- Exercise requirements:
Return the records in full, exactly as given.

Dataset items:

** BEGIN **

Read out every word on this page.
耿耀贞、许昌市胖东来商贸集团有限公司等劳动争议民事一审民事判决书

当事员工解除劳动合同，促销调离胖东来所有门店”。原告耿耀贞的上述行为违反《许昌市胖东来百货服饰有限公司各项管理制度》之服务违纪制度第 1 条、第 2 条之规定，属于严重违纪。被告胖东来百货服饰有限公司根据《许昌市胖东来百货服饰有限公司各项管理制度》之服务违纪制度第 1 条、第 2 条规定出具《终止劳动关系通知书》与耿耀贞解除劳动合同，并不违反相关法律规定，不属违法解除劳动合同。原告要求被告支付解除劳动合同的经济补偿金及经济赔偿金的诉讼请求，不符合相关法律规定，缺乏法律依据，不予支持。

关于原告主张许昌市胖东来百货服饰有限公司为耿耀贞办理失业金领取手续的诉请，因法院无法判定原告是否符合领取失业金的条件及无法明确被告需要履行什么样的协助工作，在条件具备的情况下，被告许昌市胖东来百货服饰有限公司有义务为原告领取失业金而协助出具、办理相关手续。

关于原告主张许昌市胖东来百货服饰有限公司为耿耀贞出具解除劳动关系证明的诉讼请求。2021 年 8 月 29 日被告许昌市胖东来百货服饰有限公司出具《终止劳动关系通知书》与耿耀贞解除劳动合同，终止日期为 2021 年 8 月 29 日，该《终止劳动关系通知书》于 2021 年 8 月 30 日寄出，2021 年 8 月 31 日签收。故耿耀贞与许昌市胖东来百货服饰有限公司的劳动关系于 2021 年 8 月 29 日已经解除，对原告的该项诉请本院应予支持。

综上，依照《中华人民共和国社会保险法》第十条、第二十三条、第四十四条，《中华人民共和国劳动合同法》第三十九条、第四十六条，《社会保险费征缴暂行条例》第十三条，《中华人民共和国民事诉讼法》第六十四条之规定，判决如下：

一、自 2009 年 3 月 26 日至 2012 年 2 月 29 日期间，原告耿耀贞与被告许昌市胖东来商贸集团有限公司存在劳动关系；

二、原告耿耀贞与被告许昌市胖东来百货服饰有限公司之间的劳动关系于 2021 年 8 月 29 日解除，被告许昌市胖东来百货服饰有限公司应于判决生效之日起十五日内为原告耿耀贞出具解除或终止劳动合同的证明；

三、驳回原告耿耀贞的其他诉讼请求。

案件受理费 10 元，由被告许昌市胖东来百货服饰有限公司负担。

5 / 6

** END **

- Result of the exercise:
Read out every word on this page.
耿耀贞、许昌市胖东来商贸集团有限公司等劳动争议民事一审民事判决书

当事员工解除劳动合同，促销调离胖东来所有门店”。原告耿耀贞的上述行为违反《许昌市胖东来百货服饰有限公司各项管理制度》之服务违纪制度第 1 条、第 2 条之规定，属于严重违纪。被告胖东来百货服饰有限公司根据《许昌市胖东来百货服饰有限公司各项管理制度》之服务违纪制度第 1 条、第 2 条规定出具《终止劳动关系通知书》与耿耀贞解除劳动合同，并不违反相关法律规定，不属违法解除劳动合同。原告要求被告支付解除劳动合同的经济补偿金及经济赔偿金的诉讼请求，不符合相关法律规定，缺乏法律依据，不予支持。

关于原告主张许昌市胖东来百货服饰有限公司为耿耀贞办理失业金领取手续的诉请，因法院无法判定原告是否符合领取失业金的条件及无法明确被告需要履行什么样的协助工作，在条件具备的情况下，被告许昌市胖东来百货服饰有限公司有义务为原告领取失业金而协助出具、办理相关手续。

关于原告主张许昌市胖东来百货服饰有限公司为耿耀贞出具解除劳动关系证明的诉讼请求。2021 年 8 月 29 日被告许昌市胖东来百货服饰有限公司出具《终止劳动关系通知书》与耿耀贞解除劳动合同，终止日期为 2021 年 8 月 29 日，该《终止劳动关系通知书》于 2021 年 8 月 30 日寄出，2021 年 8 月 31 日签收。故耿耀贞与许昌市胖东来百货服饰有限公司的劳动关系于 2021 年 8 月 29 日已经解除，对原告的该项诉请本院应予支持。

综上，依照《中华人民共和国社会保险法》第十条、第二十三条、第四十四条，《中华人民共和国劳动合同法》第三十九条、第四十六条，《社会保险费征缴暂行条例》第十三条，《中华人民共和国民事诉讼法》第六十四条之规定，判决如下：

一、自 2009 年 3 月 26 日至 2012 年 2 月 29 日期间，原告耿耀贞与被告许昌市胖东来商贸集团有限公司存在劳动关系；

二、原告耿耀贞与被告许昌市胖东来百货服饰有限公司之间的劳动关系于 2021 年 8 月 29 日解除，被告许昌市胖东来百货服饰有限公司应于判决生效之日起十五日内为原告耿耀贞出具解除或终止劳动合同的证明；

三、驳回原告耿耀贞的其他诉讼请求。

案件受理费 10 元，由被告许昌市胖东来百货服饰有限公司负担。

5 / 6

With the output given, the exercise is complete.